[Excerpts from a figure dataset]
::::::

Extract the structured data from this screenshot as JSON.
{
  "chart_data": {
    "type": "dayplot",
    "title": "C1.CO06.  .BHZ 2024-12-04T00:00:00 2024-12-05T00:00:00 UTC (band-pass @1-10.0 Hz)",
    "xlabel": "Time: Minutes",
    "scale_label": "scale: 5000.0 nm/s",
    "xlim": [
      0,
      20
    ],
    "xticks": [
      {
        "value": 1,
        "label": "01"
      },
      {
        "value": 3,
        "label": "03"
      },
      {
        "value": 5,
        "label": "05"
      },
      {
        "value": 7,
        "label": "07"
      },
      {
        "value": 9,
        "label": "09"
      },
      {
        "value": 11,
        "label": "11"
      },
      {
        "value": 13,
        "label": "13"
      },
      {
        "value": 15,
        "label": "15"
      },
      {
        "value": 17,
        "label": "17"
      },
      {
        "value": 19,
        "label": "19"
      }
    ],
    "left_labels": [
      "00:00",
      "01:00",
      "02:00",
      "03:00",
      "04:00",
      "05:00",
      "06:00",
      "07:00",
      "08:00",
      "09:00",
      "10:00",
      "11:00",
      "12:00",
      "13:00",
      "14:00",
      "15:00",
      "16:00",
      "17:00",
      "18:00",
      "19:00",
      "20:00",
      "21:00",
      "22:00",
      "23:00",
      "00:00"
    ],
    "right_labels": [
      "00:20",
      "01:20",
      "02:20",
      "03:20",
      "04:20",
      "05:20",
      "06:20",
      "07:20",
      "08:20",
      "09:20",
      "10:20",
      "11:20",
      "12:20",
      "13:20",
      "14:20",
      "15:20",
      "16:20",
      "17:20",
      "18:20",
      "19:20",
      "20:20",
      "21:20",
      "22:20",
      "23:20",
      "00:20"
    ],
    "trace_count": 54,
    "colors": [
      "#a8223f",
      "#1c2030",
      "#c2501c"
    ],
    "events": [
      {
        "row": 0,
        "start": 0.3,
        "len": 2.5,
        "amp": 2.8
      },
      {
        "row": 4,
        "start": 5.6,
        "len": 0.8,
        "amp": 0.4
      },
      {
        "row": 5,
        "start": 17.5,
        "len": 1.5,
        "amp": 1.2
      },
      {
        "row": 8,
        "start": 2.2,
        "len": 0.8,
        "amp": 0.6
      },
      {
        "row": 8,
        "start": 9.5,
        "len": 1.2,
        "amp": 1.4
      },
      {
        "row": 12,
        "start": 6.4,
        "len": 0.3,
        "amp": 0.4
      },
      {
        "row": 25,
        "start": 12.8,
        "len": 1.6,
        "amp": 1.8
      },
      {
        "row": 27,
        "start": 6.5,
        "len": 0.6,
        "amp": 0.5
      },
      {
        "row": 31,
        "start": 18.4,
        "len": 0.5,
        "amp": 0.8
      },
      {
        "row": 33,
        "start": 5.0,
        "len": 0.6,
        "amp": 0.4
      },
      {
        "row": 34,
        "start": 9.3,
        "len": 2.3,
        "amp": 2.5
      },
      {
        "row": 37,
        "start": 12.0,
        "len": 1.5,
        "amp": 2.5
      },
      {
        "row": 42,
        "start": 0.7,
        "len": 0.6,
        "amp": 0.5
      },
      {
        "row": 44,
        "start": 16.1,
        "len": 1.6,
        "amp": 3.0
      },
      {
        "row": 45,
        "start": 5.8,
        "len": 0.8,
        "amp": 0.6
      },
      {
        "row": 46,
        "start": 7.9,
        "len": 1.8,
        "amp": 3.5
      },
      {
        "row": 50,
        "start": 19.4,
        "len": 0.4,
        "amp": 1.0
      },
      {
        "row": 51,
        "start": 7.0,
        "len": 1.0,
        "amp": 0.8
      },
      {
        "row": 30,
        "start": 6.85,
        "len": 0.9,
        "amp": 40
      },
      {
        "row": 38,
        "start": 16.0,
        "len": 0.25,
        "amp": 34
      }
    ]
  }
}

::::::

Transcribe the data above in full, exactly.

Extract the structured data from this screenshot as JSON.
{
  "chart_data": {
    "type": "dayplot",
    "title": "C1.CO06.  .BHZ 2024-12-04T00:00:00 2024-12-05T00:00:00 UTC (band-pass @1-10.0 Hz)",
    "xlabel": "Time: Minutes",
    "scale_label": "scale: 5000.0 nm/s",
    "xlim": [
      0,
      20
    ],
    "xticks": [
      {
        "value": 1,
        "label": "01"
      },
      {
        "value": 3,
        "label": "03"
      },
      {
        "value": 5,
        "label": "05"
      },
      {
        "value": 7,
        "label": "07"
      },
      {
        "value": 9,
        "label": "09"
      },
      {
        "value": 11,
        "label": "11"
      },
      {
        "value": 13,
        "label": "13"
      },
      {
        "value": 15,
        "label": "15"
      },
      {
        "value": 17,
        "label": "17"
      },
      {
        "value": 19,
        "label": "19"
      }
    ],
    "left_labels": [
      "00:00",
      "01:00",
      "02:00",
      "03:00",
      "04:00",
      "05:00",
      "06:00",
      "07:00",
      "08:00",
      "09:00",
      "10:00",
      "11:00",
      "12:00",
      "13:00",
      "14:00",
      "15:00",
      "16:00",
      "17:00",
      "18:00",
      "19:00",
      "20:00",
      "21:00",
      "22:00",
      "23:00",
      "00:00"
    ],
    "right_labels": [
      "00:20",
      "01:20",
      "02:20",
      "03:20",
      "04:20",
      "05:20",
      "06:20",
      "07:20",
      "08:20",
      "09:20",
      "10:20",
      "11:20",
      "12:20",
      "13:20",
      "14:20",
      "15:20",
      "16:20",
      "17:20",
      "18:20",
      "19:20",
      "20:20",
      "21:20",
      "22:20",
      "23:20",
      "00:20"
    ],
    "trace_count": 54,
    "colors": [
      "#a8223f",
      "#1c2030",
      "#c2501c"
    ],
    "events": [
      {
        "row": 0,
        "start": 0.3,
        "len": 2.5,
        "amp": 2.8
      },
      {
        "row": 4,
        "start": 5.6,
        "len": 0.8,
        "amp": 0.4
      },
      {
        "row": 5,
        "start": 17.5,
        "len": 1.5,
        "amp": 1.2
      },
      {
        "row": 8,
        "start": 2.2,
        "len": 0.8,
        "amp": 0.6
      },
      {
        "row": 8,
        "start": 9.5,
        "len": 1.2,
        "amp": 1.4
      },
      {
        "row": 12,
        "start": 6.4,
        "len": 0.3,
        "amp": 0.4
      },
      {
        "row": 25,
        "start": 12.8,
        "len": 1.6,
        "amp": 1.8
      },
      {
        "row": 27,
        "start": 6.5,
        "len": 0.6,
        "amp": 0.5
      },
      {
        "row": 31,
        "start": 18.4,
        "len": 0.5,
        "amp": 0.8
      },
      {
        "row": 33,
        "start": 5.0,
        "len": 0.6,
        "amp": 0.4
      },
      {
        "row": 34,
        "start": 9.3,
        "len": 2.3,
        "amp": 2.5
      },
      {
        "row": 37,
        "start": 12.0,
        "len": 1.5,
        "amp": 2.5
      },
      {
        "row": 42,
        "start": 0.7,
        "len": 0.6,
        "amp": 0.5
      },
      {
        "row": 44,
        "start": 16.1,
        "len": 1.6,
        "amp": 3.0
      },
      {
        "row": 45,
        "start": 5.8,
        "len": 0.8,
        "amp": 0.6
      },
      {
        "row": 46,
        "start": 7.9,
        "len": 1.8,
        "amp": 3.5
      },
      {
        "row": 50,
        "start": 19.4,
        "len": 0.4,
        "amp": 1.0
      },
      {
        "row": 51,
        "start": 7.0,
        "len": 1.0,
        "amp": 0.8
      },
      {
        "row": 30,
        "start": 6.85,
        "len": 0.9,
        "amp": 40
      },
      {
        "row": 38,
        "start": 16.0,
        "len": 0.25,
        "amp": 34
      }
    ]
  }
}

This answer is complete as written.